> **Exercise task**
Please copy out the records from their first line through the line containing "full-name-input[interactable] [1050,480,1736,542]", including both of those lines and changing nothing.

====

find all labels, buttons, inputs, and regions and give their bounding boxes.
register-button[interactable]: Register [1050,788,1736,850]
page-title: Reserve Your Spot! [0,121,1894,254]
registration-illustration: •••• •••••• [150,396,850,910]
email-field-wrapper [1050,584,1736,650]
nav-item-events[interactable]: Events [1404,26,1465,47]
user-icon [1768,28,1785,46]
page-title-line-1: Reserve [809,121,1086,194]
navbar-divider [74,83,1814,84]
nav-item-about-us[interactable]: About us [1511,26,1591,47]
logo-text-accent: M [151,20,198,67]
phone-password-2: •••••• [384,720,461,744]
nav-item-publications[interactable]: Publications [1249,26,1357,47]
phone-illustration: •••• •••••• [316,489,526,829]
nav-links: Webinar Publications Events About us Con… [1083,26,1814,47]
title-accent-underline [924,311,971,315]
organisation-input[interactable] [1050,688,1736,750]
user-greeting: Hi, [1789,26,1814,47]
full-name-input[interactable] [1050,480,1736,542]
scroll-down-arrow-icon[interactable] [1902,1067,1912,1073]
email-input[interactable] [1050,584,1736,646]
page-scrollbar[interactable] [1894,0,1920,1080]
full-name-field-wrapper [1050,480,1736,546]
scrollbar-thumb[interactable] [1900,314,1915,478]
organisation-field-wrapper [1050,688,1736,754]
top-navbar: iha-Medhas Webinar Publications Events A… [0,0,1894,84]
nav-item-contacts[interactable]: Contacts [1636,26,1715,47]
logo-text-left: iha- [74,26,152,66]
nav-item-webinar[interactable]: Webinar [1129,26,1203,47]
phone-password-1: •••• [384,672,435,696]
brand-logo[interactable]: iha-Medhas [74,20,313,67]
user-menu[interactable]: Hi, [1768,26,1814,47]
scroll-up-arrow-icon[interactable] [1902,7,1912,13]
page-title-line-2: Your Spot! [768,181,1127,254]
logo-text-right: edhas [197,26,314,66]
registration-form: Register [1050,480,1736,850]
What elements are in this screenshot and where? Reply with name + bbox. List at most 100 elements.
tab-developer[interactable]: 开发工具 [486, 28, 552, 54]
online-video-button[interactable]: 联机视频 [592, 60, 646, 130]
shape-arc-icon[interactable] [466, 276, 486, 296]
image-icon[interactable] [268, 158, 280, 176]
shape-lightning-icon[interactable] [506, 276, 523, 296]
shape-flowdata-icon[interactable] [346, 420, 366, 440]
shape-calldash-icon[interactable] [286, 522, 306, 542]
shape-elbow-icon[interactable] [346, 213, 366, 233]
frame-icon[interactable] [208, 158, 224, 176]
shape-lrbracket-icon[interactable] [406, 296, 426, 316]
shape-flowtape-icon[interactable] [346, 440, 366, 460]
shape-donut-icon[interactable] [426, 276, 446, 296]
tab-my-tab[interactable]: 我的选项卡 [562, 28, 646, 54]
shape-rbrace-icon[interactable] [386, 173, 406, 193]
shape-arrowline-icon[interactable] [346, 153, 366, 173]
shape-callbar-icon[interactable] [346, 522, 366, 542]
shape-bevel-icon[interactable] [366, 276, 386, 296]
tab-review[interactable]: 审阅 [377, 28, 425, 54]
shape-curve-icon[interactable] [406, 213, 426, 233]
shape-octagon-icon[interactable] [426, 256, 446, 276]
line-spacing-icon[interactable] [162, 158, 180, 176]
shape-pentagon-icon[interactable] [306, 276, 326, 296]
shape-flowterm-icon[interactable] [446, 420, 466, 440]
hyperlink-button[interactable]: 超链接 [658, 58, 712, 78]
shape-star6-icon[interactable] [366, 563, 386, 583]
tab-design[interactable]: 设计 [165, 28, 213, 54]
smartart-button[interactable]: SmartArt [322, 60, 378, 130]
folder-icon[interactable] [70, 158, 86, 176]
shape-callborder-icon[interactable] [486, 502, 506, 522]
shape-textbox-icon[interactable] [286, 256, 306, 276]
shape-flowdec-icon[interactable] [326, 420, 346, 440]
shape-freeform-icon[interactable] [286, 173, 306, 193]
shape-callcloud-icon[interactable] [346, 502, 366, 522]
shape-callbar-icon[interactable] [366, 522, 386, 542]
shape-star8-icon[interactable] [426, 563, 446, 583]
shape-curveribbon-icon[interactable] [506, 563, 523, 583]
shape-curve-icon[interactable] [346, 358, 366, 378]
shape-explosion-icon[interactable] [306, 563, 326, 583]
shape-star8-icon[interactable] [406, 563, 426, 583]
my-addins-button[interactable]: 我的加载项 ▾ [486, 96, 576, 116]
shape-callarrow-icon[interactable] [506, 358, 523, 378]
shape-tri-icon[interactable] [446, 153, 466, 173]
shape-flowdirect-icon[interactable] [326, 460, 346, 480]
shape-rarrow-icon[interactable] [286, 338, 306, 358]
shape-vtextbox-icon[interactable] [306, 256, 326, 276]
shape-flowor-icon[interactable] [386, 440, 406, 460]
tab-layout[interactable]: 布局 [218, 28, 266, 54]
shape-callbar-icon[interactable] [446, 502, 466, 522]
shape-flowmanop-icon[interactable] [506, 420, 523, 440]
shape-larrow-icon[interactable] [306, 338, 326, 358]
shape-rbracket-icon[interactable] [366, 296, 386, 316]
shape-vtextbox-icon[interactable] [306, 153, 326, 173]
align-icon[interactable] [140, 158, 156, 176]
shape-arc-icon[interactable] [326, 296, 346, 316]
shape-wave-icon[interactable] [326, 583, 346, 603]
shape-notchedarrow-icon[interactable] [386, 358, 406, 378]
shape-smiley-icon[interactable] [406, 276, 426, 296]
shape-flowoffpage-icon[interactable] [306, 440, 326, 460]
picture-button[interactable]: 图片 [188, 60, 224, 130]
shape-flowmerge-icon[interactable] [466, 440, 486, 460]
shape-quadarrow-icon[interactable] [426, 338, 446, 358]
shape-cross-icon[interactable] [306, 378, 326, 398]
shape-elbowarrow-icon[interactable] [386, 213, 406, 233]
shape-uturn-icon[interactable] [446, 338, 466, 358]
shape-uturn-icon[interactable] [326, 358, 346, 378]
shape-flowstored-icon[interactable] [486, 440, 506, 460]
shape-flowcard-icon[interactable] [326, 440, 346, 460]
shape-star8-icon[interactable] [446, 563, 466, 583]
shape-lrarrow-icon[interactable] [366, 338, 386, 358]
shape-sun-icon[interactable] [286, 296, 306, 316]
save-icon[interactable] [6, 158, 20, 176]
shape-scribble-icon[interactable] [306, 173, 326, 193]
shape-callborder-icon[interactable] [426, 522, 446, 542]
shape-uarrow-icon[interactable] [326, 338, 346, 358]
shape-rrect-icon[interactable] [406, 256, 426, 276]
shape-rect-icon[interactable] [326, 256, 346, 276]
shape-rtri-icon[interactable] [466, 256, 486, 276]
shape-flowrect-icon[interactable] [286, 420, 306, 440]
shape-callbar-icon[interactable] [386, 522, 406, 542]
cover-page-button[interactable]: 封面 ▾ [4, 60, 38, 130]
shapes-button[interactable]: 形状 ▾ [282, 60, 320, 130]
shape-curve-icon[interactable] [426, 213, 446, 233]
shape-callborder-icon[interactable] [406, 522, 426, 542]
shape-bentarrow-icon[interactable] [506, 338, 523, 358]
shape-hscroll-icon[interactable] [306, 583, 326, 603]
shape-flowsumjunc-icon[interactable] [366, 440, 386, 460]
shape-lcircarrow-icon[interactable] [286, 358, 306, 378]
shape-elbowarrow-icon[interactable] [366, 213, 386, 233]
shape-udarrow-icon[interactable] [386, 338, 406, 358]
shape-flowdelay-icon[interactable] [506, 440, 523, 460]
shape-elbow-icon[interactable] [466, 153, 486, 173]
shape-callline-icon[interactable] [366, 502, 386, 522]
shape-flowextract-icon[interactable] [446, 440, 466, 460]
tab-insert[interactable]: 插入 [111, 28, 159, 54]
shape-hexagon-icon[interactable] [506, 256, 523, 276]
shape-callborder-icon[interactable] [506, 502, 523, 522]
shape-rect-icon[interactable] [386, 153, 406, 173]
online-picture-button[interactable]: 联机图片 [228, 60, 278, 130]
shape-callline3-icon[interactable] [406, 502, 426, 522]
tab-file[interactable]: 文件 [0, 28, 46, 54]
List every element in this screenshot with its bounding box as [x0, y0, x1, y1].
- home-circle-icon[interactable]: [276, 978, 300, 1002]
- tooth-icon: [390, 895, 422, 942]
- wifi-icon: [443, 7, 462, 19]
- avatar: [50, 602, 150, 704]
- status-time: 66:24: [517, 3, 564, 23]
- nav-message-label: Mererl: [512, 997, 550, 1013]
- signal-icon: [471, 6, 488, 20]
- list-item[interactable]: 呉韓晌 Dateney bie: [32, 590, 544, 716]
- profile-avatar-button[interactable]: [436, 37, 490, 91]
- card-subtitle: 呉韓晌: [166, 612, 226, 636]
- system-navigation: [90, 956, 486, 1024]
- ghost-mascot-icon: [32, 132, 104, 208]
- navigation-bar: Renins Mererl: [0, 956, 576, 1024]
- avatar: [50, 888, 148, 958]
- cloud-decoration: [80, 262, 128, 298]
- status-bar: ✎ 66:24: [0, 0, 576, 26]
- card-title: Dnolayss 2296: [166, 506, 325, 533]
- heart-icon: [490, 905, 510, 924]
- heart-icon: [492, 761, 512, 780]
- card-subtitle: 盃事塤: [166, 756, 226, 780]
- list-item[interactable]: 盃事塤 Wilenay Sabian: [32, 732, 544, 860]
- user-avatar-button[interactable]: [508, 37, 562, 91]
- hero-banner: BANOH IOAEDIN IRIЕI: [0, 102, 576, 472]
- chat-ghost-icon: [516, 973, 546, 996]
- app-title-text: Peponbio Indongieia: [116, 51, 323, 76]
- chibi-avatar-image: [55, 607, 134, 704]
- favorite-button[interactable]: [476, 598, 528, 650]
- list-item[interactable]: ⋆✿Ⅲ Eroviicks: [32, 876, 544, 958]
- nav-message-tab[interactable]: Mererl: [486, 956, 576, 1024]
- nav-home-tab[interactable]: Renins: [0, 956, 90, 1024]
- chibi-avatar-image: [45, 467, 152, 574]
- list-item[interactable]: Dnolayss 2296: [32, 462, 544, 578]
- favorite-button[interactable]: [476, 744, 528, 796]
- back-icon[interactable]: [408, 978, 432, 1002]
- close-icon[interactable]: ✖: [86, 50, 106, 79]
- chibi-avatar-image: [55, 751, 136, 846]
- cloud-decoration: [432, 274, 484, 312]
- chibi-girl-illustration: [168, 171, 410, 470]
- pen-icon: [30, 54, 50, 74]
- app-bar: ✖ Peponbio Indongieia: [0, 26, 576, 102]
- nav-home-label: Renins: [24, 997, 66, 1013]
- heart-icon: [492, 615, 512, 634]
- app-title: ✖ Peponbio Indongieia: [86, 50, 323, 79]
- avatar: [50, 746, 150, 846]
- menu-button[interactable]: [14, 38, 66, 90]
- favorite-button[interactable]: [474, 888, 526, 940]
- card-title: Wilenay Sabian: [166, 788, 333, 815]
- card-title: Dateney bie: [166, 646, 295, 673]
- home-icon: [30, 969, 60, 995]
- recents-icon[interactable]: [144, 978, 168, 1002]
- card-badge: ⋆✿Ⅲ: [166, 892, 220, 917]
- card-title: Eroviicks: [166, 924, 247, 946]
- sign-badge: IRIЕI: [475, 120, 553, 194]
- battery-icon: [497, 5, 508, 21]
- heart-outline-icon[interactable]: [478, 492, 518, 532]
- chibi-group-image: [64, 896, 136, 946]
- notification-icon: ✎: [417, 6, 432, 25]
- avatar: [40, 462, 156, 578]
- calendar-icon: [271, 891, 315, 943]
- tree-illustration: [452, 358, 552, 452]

====

> **Result**
find all labels, buttons, inputs, and regions and give their bounding boxes.
register-button[interactable]: Register [1050,788,1736,850]
page-title: Reserve Your Spot! [0,121,1894,254]
registration-illustration: •••• •••••• [150,396,850,910]
email-field-wrapper [1050,584,1736,650]
nav-item-events[interactable]: Events [1404,26,1465,47]
user-icon [1768,28,1785,46]
page-title-line-1: Reserve [809,121,1086,194]
navbar-divider [74,83,1814,84]
nav-item-about-us[interactable]: About us [1511,26,1591,47]
logo-text-accent: M [151,20,198,67]
phone-password-2: •••••• [384,720,461,744]
nav-item-publications[interactable]: Publications [1249,26,1357,47]
phone-illustration: •••• •••••• [316,489,526,829]
nav-links: Webinar Publications Events About us Con… [1083,26,1814,47]
title-accent-underline [924,311,971,315]
organisation-input[interactable] [1050,688,1736,750]
user-greeting: Hi, [1789,26,1814,47]
full-name-input[interactable] [1050,480,1736,542]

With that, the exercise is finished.